DATASET RECORDS
....
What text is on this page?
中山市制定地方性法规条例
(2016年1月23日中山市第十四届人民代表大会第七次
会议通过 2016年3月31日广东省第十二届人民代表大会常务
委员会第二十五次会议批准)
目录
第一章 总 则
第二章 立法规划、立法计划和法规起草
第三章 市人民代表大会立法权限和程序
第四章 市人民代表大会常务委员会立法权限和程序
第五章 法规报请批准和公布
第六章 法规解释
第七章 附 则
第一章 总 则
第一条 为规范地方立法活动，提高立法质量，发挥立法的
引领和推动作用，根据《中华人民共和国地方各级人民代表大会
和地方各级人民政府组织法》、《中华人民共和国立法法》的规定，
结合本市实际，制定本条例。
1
....
EXERCISE BRIEF
All of the lines above need to be given again exactly.

EXERCISE RESPONSE
What text is on this page?
中山市制定地方性法规条例
(2016年1月23日中山市第十四届人民代表大会第七次
会议通过 2016年3月31日广东省第十二届人民代表大会常务
委员会第二十五次会议批准)
目录
第一章 总 则
第二章 立法规划、立法计划和法规起草
第三章 市人民代表大会立法权限和程序
第四章 市人民代表大会常务委员会立法权限和程序
第五章 法规报请批准和公布
第六章 法规解释
第七章 附 则
第一章 总 则
第一条 为规范地方立法活动，提高立法质量，发挥立法的
引领和推动作用，根据《中华人民共和国地方各级人民代表大会
和地方各级人民政府组织法》、《中华人民共和国立法法》的规定，
结合本市实际，制定本条例。
1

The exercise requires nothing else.